Work required
Write out the data again in full, exactly as it reads.

═════ Supplied information

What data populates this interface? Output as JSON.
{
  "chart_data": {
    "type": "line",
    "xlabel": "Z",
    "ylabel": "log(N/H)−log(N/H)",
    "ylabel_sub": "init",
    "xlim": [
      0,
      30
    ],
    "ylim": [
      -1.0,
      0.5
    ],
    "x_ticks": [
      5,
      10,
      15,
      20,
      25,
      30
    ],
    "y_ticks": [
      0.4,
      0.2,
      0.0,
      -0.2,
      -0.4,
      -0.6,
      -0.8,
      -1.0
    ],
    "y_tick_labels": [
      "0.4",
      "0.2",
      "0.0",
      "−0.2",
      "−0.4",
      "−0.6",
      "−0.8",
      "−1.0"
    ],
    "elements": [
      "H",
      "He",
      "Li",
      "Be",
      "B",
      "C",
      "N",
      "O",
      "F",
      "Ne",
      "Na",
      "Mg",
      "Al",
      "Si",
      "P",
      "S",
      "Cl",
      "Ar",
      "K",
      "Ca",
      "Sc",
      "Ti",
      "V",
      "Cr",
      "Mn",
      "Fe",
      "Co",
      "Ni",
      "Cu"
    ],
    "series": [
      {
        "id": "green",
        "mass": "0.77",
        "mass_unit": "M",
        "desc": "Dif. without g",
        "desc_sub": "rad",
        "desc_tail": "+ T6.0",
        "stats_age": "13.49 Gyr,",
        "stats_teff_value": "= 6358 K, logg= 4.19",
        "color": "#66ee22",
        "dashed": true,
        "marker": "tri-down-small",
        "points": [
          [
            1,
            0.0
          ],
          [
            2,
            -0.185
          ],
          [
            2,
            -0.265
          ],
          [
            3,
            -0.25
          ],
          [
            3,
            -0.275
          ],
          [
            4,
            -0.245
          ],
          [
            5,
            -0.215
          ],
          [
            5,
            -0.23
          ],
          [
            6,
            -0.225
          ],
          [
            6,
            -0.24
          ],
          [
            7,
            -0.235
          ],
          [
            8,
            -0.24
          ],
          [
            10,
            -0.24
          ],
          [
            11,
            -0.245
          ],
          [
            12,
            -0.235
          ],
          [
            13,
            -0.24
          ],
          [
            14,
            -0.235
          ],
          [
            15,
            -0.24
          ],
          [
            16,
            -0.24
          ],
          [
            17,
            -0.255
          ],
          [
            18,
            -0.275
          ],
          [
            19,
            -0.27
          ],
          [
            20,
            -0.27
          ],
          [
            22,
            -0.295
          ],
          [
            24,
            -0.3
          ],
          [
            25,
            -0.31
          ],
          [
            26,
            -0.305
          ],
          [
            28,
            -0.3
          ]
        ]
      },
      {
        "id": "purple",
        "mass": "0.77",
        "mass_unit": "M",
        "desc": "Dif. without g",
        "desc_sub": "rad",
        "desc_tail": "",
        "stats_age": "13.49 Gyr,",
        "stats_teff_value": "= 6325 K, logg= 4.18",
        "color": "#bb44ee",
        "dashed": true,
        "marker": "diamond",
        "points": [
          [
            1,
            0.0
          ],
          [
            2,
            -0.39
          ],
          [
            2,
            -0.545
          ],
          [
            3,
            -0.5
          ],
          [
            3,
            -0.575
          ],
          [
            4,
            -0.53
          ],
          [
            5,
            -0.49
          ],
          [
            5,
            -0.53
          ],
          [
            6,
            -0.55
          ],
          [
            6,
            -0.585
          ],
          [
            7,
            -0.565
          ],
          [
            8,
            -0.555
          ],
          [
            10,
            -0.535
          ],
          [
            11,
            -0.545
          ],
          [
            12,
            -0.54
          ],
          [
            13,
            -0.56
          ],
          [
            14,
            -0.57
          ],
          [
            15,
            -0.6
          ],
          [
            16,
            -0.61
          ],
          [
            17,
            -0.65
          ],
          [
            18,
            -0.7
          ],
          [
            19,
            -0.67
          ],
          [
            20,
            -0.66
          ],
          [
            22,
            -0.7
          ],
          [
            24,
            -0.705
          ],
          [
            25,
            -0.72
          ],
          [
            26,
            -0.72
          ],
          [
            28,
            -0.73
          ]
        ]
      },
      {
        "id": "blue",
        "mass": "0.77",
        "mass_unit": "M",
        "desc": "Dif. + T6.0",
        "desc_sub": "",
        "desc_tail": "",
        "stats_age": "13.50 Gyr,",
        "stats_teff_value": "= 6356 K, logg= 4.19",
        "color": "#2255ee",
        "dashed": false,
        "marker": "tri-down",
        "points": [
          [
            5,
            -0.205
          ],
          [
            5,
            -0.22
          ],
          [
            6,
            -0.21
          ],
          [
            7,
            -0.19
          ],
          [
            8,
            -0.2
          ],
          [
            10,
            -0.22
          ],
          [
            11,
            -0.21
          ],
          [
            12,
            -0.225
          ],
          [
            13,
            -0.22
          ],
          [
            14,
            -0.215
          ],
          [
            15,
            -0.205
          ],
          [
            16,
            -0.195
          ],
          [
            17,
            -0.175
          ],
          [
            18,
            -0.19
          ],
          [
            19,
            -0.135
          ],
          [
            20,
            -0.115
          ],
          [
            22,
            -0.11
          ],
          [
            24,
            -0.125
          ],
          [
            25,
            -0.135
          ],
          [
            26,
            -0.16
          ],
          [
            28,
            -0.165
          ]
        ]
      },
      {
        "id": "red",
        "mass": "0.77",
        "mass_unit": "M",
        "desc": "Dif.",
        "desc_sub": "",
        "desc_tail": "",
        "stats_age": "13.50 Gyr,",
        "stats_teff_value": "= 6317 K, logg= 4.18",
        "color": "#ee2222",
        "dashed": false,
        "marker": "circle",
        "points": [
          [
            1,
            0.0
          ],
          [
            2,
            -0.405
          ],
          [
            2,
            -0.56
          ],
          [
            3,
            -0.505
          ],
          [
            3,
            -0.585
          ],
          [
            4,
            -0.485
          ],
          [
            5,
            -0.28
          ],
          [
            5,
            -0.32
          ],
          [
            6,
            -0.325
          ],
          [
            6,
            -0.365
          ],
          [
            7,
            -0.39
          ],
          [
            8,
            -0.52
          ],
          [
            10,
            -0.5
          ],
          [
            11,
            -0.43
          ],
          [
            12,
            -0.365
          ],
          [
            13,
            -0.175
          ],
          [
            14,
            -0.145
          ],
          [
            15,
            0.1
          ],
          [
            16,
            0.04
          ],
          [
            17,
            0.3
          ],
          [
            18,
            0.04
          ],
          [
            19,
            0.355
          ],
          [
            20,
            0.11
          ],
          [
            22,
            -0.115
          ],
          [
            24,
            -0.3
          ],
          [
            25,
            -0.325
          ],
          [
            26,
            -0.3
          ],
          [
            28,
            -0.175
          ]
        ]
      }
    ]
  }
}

══════════

Exercise result
What data populates this interface? Output as JSON.
{
  "chart_data": {
    "type": "line",
    "xlabel": "Z",
    "ylabel": "log(N/H)−log(N/H)",
    "ylabel_sub": "init",
    "xlim": [
      0,
      30
    ],
    "ylim": [
      -1.0,
      0.5
    ],
    "x_ticks": [
      5,
      10,
      15,
      20,
      25,
      30
    ],
    "y_ticks": [
      0.4,
      0.2,
      0.0,
      -0.2,
      -0.4,
      -0.6,
      -0.8,
      -1.0
    ],
    "y_tick_labels": [
      "0.4",
      "0.2",
      "0.0",
      "−0.2",
      "−0.4",
      "−0.6",
      "−0.8",
      "−1.0"
    ],
    "elements": [
      "H",
      "He",
      "Li",
      "Be",
      "B",
      "C",
      "N",
      "O",
      "F",
      "Ne",
      "Na",
      "Mg",
      "Al",
      "Si",
      "P",
      "S",
      "Cl",
      "Ar",
      "K",
      "Ca",
      "Sc",
      "Ti",
      "V",
      "Cr",
      "Mn",
      "Fe",
      "Co",
      "Ni",
      "Cu"
    ],
    "series": [
      {
        "id": "green",
        "mass": "0.77",
        "mass_unit": "M",
        "desc": "Dif. without g",
        "desc_sub": "rad",
        "desc_tail": "+ T6.0",
        "stats_age": "13.49 Gyr,",
        "stats_teff_value": "= 6358 K, logg= 4.19",
        "color": "#66ee22",
        "dashed": true,
        "marker": "tri-down-small",
        "points": [
          [
            1,
            0.0
          ],
          [
            2,
            -0.185
          ],
          [
            2,
            -0.265
          ],
          [
            3,
            -0.25
          ],
          [
            3,
            -0.275
          ],
          [
            4,
            -0.245
          ],
          [
            5,
            -0.215
          ],
          [
            5,
            -0.23
          ],
          [
            6,
            -0.225
          ],
          [
            6,
            -0.24
          ],
          [
            7,
            -0.235
          ],
          [
            8,
            -0.24
          ],
          [
            10,
            -0.24
          ],
          [
            11,
            -0.245
          ],
          [
            12,
            -0.235
          ],
          [
            13,
            -0.24
          ],
          [
            14,
            -0.235
          ],
          [
            15,
            -0.24
          ],
          [
            16,
            -0.24
          ],
          [
            17,
            -0.255
          ],
          [
            18,
            -0.275
          ],
          [
            19,
            -0.27
          ],
          [
            20,
            -0.27
          ],
          [
            22,
            -0.295
          ],
          [
            24,
            -0.3
          ],
          [
            25,
            -0.31
          ],
          [
            26,
            -0.305
          ],
          [
            28,
            -0.3
          ]
        ]
      },
      {
        "id": "purple",
        "mass": "0.77",
        "mass_unit": "M",
        "desc": "Dif. without g",
        "desc_sub": "rad",
        "desc_tail": "",
        "stats_age": "13.49 Gyr,",
        "stats_teff_value": "= 6325 K, logg= 4.18",
        "color": "#bb44ee",
        "dashed": true,
        "marker": "diamond",
        "points": [
          [
            1,
            0.0
          ],
          [
            2,
            -0.39
          ],
          [
            2,
            -0.545
          ],
          [
            3,
            -0.5
          ],
          [
            3,
            -0.575
          ],
          [
            4,
            -0.53
          ],
          [
            5,
            -0.49
          ],
          [
            5,
            -0.53
          ],
          [
            6,
            -0.55
          ],
          [
            6,
            -0.585
          ],
          [
            7,
            -0.565
          ],
          [
            8,
            -0.555
          ],
          [
            10,
            -0.535
          ],
          [
            11,
            -0.545
          ],
          [
            12,
            -0.54
          ],
          [
            13,
            -0.56
          ],
          [
            14,
            -0.57
          ],
          [
            15,
            -0.6
          ],
          [
            16,
            -0.61
          ],
          [
            17,
            -0.65
          ],
          [
            18,
            -0.7
          ],
          [
            19,
            -0.67
          ],
          [
            20,
            -0.66
          ],
          [
            22,
            -0.7
          ],
          [
            24,
            -0.705
          ],
          [
            25,
            -0.72
          ],
          [
            26,
            -0.72
          ],
          [
            28,
            -0.73
          ]
        ]
      },
      {
        "id": "blue",
        "mass": "0.77",
        "mass_unit": "M",
        "desc": "Dif. + T6.0",
        "desc_sub": "",
        "desc_tail": "",
        "stats_age": "13.50 Gyr,",
        "stats_teff_value": "= 6356 K, logg= 4.19",
        "color": "#2255ee",
        "dashed": false,
        "marker": "tri-down",
        "points": [
          [
            5,
            -0.205
          ],
          [
            5,
            -0.22
          ],
          [
            6,
            -0.21
          ],
          [
            7,
            -0.19
          ],
          [
            8,
            -0.2
          ],
          [
            10,
            -0.22
          ],
          [
            11,
            -0.21
          ],
          [
            12,
            -0.225
          ],
          [
            13,
            -0.22
          ],
          [
            14,
            -0.215
          ],
          [
            15,
            -0.205
          ],
          [
            16,
            -0.195
          ],
          [
            17,
            -0.175
          ],
          [
            18,
            -0.19
          ],
          [
            19,
            -0.135
          ],
          [
            20,
            -0.115
          ],
          [
            22,
            -0.11
          ],
          [
            24,
            -0.125
          ],
          [
            25,
            -0.135
          ],
          [
            26,
            -0.16
          ],
          [
            28,
            -0.165
          ]
        ]
      },
      {
        "id": "red",
        "mass": "0.77",
        "mass_unit": "M",
        "desc": "Dif.",
        "desc_sub": "",
        "desc_tail": "",
        "stats_age": "13.50 Gyr,",
        "stats_teff_value": "= 6317 K, logg= 4.18",
        "color": "#ee2222",
        "dashed": false,
        "marker": "circle",
        "points": [
          [
            1,
            0.0
          ],
          [
            2,
            -0.405
          ],
          [
            2,
            -0.56
          ],
          [
            3,
            -0.505
          ],
          [
            3,
            -0.585
          ],
          [
            4,
            -0.485
          ],
          [
            5,
            -0.28
          ],
          [
            5,
            -0.32
          ],
          [
            6,
            -0.325
          ],
          [
            6,
            -0.365
          ],
          [
            7,
            -0.39
          ],
          [
            8,
            -0.52
          ],
          [
            10,
            -0.5
          ],
          [
            11,
            -0.43
          ],
          [
            12,
            -0.365
          ],
          [
            13,
            -0.175
          ],
          [
            14,
            -0.145
          ],
          [
            15,
            0.1
          ],
          [
            16,
            0.04
          ],
          [
            17,
            0.3
          ],
          [
            18,
            0.04
          ],
          [
            19,
            0.355
          ],
          [
            20,
            0.11
          ],
          [
            22,
            -0.115
          ],
          [
            24,
            -0.3
          ],
          [
            25,
            -0.325
          ],
          [
            26,
            -0.3
          ],
          [
            28,
            -0.175
          ]
        ]
      }
    ]
  }
}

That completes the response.